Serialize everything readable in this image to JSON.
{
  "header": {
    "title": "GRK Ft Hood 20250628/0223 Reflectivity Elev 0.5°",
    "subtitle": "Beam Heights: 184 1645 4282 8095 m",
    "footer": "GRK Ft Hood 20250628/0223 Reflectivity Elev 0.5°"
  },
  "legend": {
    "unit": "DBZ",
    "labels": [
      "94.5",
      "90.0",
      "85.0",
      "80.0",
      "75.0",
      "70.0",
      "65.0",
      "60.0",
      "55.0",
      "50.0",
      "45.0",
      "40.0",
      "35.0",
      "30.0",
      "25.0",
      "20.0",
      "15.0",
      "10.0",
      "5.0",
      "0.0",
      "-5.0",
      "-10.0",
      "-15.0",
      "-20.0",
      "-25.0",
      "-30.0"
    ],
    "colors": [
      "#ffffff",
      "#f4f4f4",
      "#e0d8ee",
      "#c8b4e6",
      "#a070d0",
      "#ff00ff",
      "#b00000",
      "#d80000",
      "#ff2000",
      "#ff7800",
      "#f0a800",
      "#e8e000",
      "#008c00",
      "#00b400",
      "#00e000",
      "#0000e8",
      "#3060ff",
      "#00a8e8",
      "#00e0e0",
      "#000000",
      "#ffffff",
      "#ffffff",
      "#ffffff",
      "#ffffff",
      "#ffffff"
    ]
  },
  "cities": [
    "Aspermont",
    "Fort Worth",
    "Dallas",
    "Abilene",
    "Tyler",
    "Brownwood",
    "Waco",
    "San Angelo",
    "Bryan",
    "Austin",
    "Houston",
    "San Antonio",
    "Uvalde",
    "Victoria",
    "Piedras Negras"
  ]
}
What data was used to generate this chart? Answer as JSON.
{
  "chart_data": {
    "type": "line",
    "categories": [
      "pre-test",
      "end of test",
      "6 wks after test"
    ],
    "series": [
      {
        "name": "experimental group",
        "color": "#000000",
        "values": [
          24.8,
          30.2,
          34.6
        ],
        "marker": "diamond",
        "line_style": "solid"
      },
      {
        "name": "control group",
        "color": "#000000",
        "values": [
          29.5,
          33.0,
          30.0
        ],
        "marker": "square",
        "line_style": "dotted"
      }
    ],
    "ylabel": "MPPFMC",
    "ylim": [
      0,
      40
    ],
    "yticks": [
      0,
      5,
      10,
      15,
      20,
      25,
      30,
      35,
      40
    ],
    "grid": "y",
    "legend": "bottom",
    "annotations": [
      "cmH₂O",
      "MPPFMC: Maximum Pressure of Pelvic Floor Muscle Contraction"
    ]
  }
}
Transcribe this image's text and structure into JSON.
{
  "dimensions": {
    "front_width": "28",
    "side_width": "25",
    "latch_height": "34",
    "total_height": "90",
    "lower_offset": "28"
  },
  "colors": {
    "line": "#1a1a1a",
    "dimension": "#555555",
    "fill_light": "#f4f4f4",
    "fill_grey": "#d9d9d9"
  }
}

=-=-=

### [Directions]
Retype the data in full and match it exactly.

### [Exercise output]
Serialize everything readable in this image to JSON.
{
  "header": {
    "title": "GRK Ft Hood 20250628/0223 Reflectivity Elev 0.5°",
    "subtitle": "Beam Heights: 184 1645 4282 8095 m",
    "footer": "GRK Ft Hood 20250628/0223 Reflectivity Elev 0.5°"
  },
  "legend": {
    "unit": "DBZ",
    "labels": [
      "94.5",
      "90.0",
      "85.0",
      "80.0",
      "75.0",
      "70.0",
      "65.0",
      "60.0",
      "55.0",
      "50.0",
      "45.0",
      "40.0",
      "35.0",
      "30.0",
      "25.0",
      "20.0",
      "15.0",
      "10.0",
      "5.0",
      "0.0",
      "-5.0",
      "-10.0",
      "-15.0",
      "-20.0",
      "-25.0",
      "-30.0"
    ],
    "colors": [
      "#ffffff",
      "#f4f4f4",
      "#e0d8ee",
      "#c8b4e6",
      "#a070d0",
      "#ff00ff",
      "#b00000",
      "#d80000",
      "#ff2000",
      "#ff7800",
      "#f0a800",
      "#e8e000",
      "#008c00",
      "#00b400",
      "#00e000",
      "#0000e8",
      "#3060ff",
      "#00a8e8",
      "#00e0e0",
      "#000000",
      "#ffffff",
      "#ffffff",
      "#ffffff",
      "#ffffff",
      "#ffffff"
    ]
  },
  "cities": [
    "Aspermont",
    "Fort Worth",
    "Dallas",
    "Abilene",
    "Tyler",
    "Brownwood",
    "Waco",
    "San Angelo",
    "Bryan",
    "Austin",
    "Houston",
    "San Antonio",
    "Uvalde",
    "Victoria",
    "Piedras Negras"
  ]
}
What data was used to generate this chart? Answer as JSON.
{
  "chart_data": {
    "type": "line",
    "categories": [
      "pre-test",
      "end of test",
      "6 wks after test"
    ],
    "series": [
      {
        "name": "experimental group",
        "color": "#000000",
        "values": [
          24.8,
          30.2,
          34.6
        ],
        "marker": "diamond",
        "line_style": "solid"
      },
      {
        "name": "control group",
        "color": "#000000",
        "values": [
          29.5,
          33.0,
          30.0
        ],
        "marker": "square",
        "line_style": "dotted"
      }
    ],
    "ylabel": "MPPFMC",
    "ylim": [
      0,
      40
    ],
    "yticks": [
      0,
      5,
      10,
      15,
      20,
      25,
      30,
      35,
      40
    ],
    "grid": "y",
    "legend": "bottom",
    "annotations": [
      "cmH₂O",
      "MPPFMC: Maximum Pressure of Pelvic Floor Muscle Contraction"
    ]
  }
}
Transcribe this image's text and structure into JSON.
{
  "dimensions": {
    "front_width": "28",
    "side_width": "25",
    "latch_height": "34",
    "total_height": "90",
    "lower_offset": "28"
  },
  "colors": {
    "line": "#1a1a1a",
    "dimension": "#555555",
    "fill_light": "#f4f4f4",
    "fill_grey": "#d9d9d9"
  }
}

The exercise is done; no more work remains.